## PROVIDED DATA
################
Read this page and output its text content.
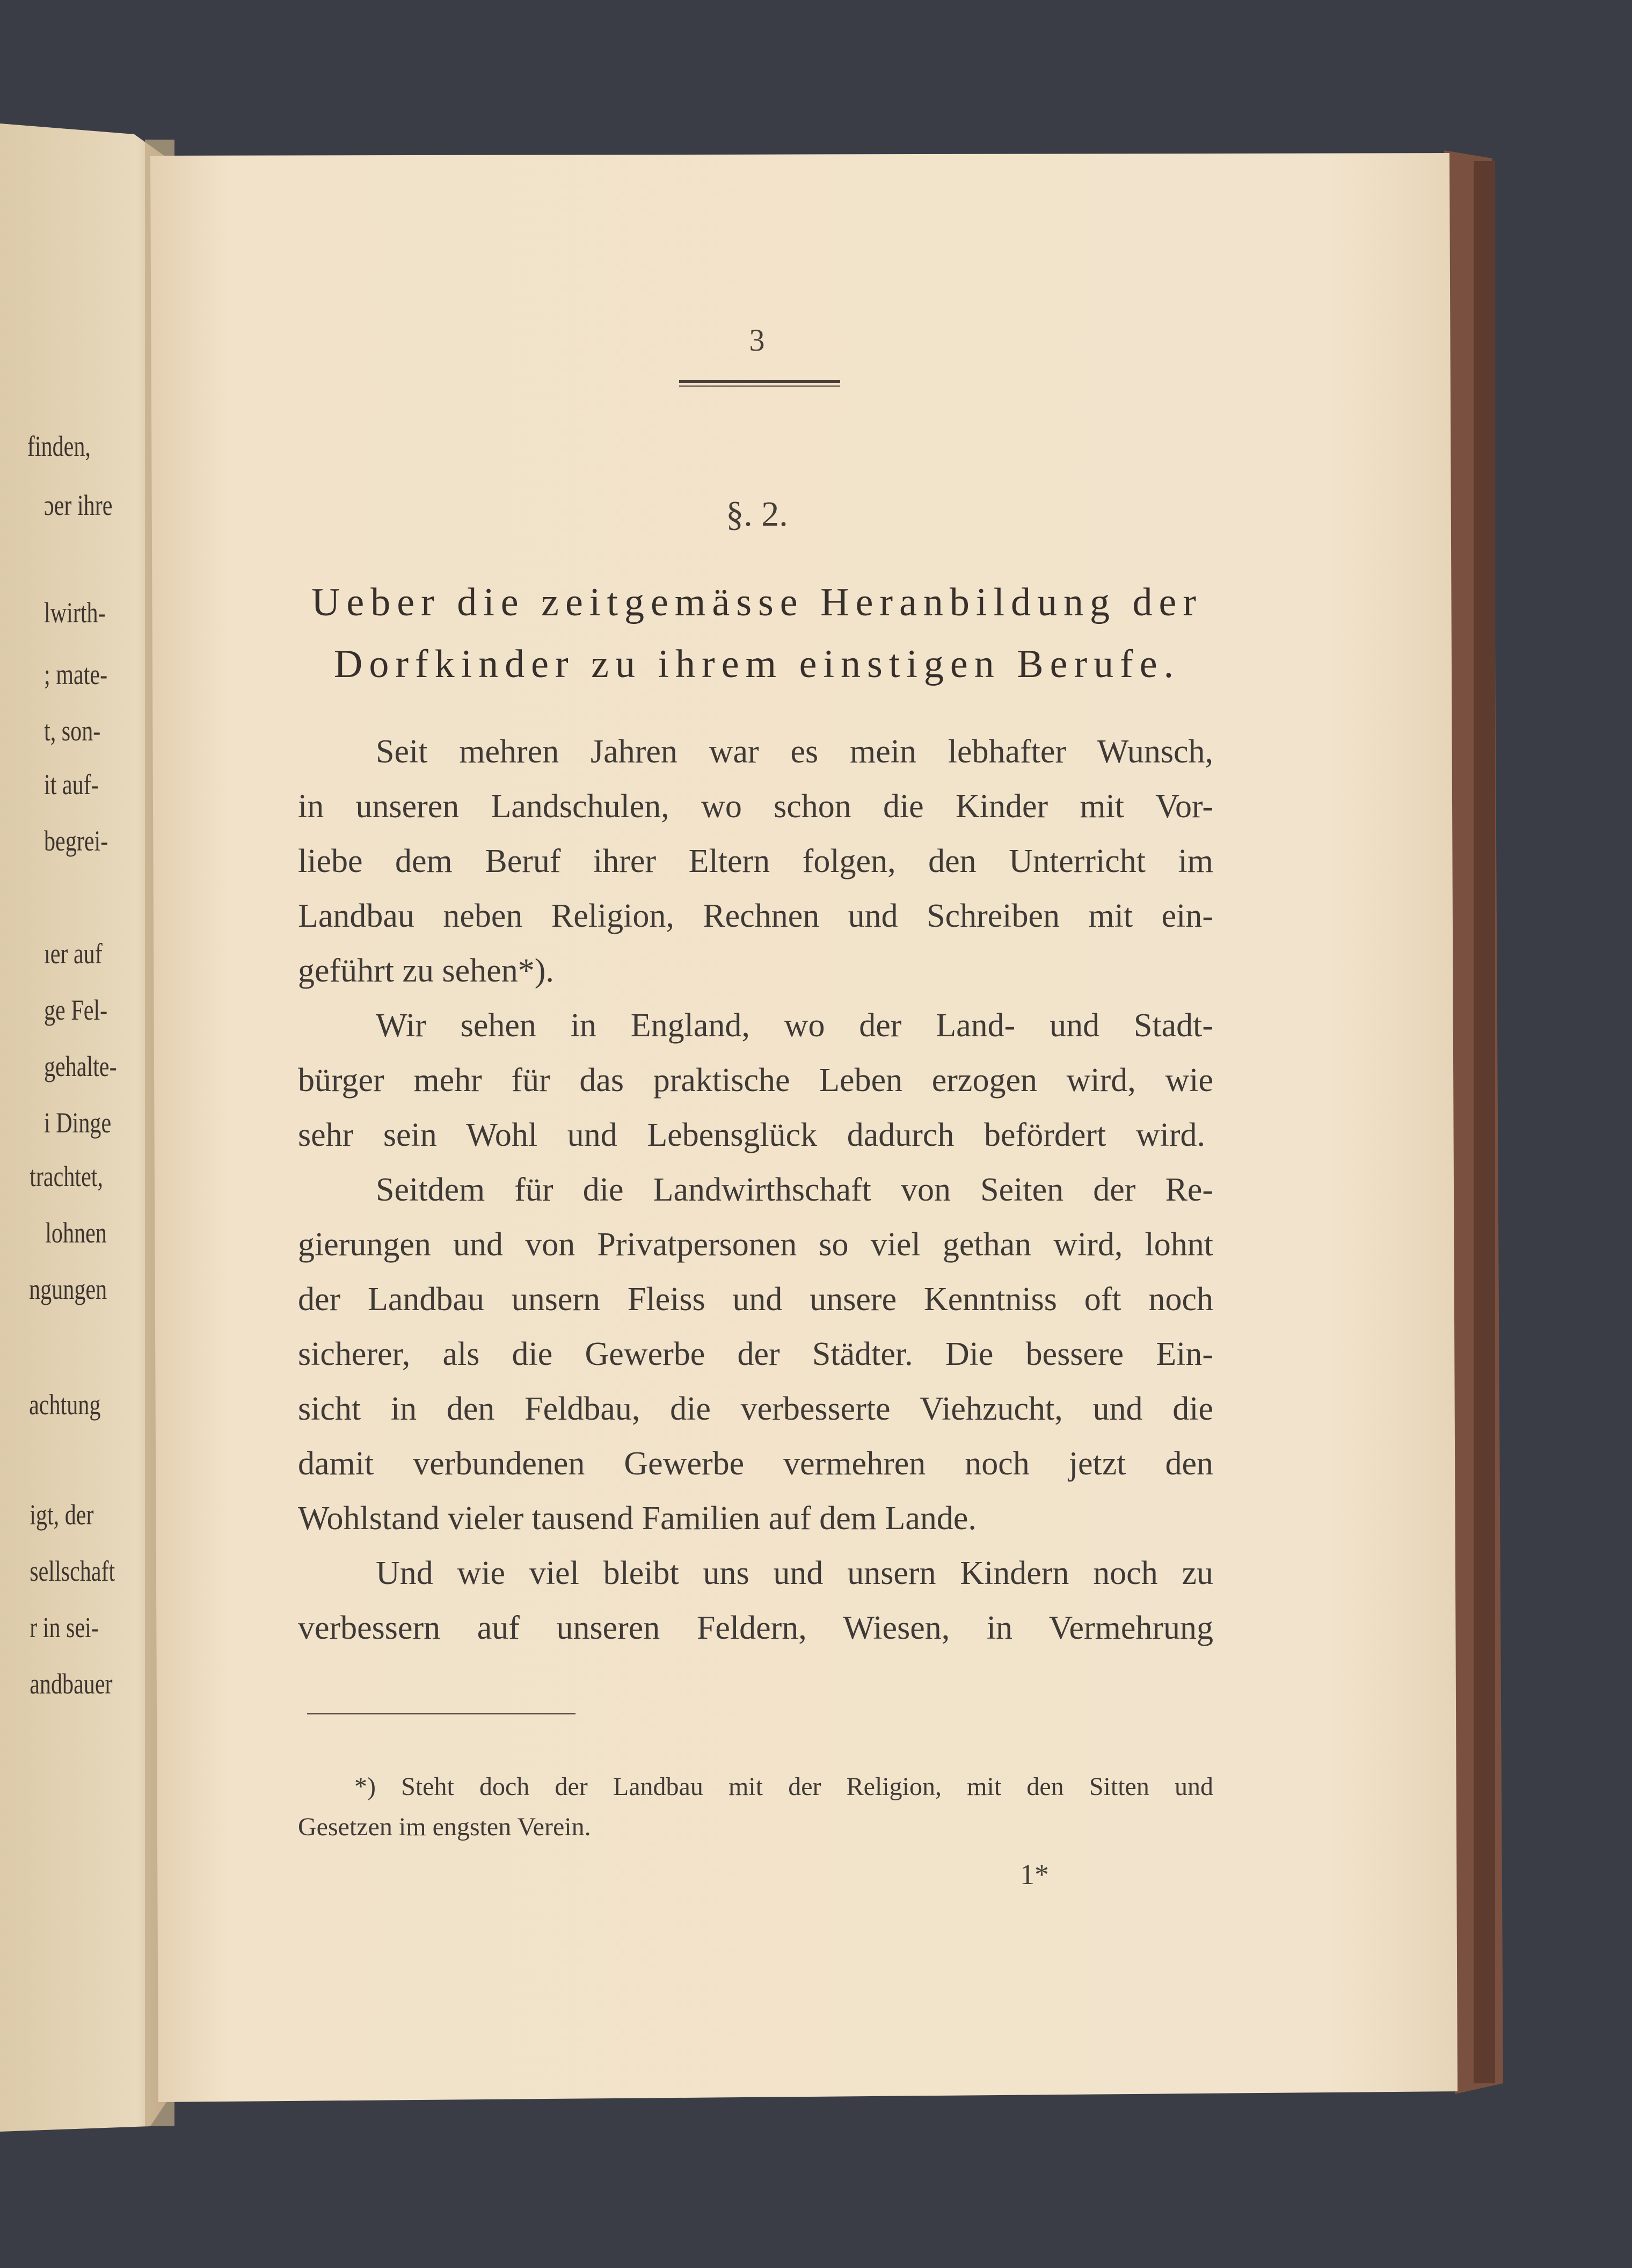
finden,
ɔer ihre
lwirth-
; mate-
t, son-
it auf-
begrei-
ıer auf
ge Fel-
gehalte-
i Dinge
trachtet,
lohnen
ngungen
achtung
igt, der
sellschaft
r in sei-
andbauer
3
§. 2.
Ueber die zeitgemässe Heranbildung der
Dorfkinder zu ihrem einstigen Berufe.
Seit mehren Jahren war es mein lebhafter Wunsch,
in unseren Landschulen, wo schon die Kinder mit Vor-
liebe dem Beruf ihrer Eltern folgen, den Unterricht im
Landbau neben Religion, Rechnen und Schreiben mit ein-
geführt zu sehen*).
Wir sehen in England, wo der Land- und Stadt-
bürger mehr für das praktische Leben erzogen wird, wie
sehr sein Wohl und Lebensglück dadurch befördert wird.
Seitdem für die Landwirthschaft von Seiten der Re-
gierungen und von Privatpersonen so viel gethan wird, lohnt
der Landbau unsern Fleiss und unsere Kenntniss oft noch
sicherer, als die Gewerbe der Städter. Die bessere Ein-
sicht in den Feldbau, die verbesserte Viehzucht, und die
damit verbundenen Gewerbe vermehren noch jetzt den
Wohlstand vieler tausend Familien auf dem Lande.
Und wie viel bleibt uns und unsern Kindern noch zu
verbessern auf unseren Feldern, Wiesen, in Vermehrung
*) Steht doch der Landbau mit der Religion, mit den Sitten und
Gesetzen im engsten Verein.
1*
################
## WHAT IS NEEDED
Each line of the data is to be duplicated exactly; pictures stay out of the copy.

## WRITTEN ANSWER
Read this page and output its text content.
finden,
ɔer ihre
lwirth-
; mate-
t, son-
it auf-
begrei-
ıer auf
ge Fel-
gehalte-
i Dinge
trachtet,
lohnen
ngungen
achtung
igt, der
sellschaft
r in sei-
andbauer
3
§. 2.
Ueber die zeitgemässe Heranbildung der
Dorfkinder zu ihrem einstigen Berufe.
Seit mehren Jahren war es mein lebhafter Wunsch,
in unseren Landschulen, wo schon die Kinder mit Vor-
liebe dem Beruf ihrer Eltern folgen, den Unterricht im
Landbau neben Religion, Rechnen und Schreiben mit ein-
geführt zu sehen*).
Wir sehen in England, wo der Land- und Stadt-
bürger mehr für das praktische Leben erzogen wird, wie
sehr sein Wohl und Lebensglück dadurch befördert wird.
Seitdem für die Landwirthschaft von Seiten der Re-
gierungen und von Privatpersonen so viel gethan wird, lohnt
der Landbau unsern Fleiss und unsere Kenntniss oft noch
sicherer, als die Gewerbe der Städter. Die bessere Ein-
sicht in den Feldbau, die verbesserte Viehzucht, und die
damit verbundenen Gewerbe vermehren noch jetzt den
Wohlstand vieler tausend Familien auf dem Lande.
Und wie viel bleibt uns und unsern Kindern noch zu
verbessern auf unseren Feldern, Wiesen, in Vermehrung
*) Steht doch der Landbau mit der Religion, mit den Sitten und
Gesetzen im engsten Verein.
1*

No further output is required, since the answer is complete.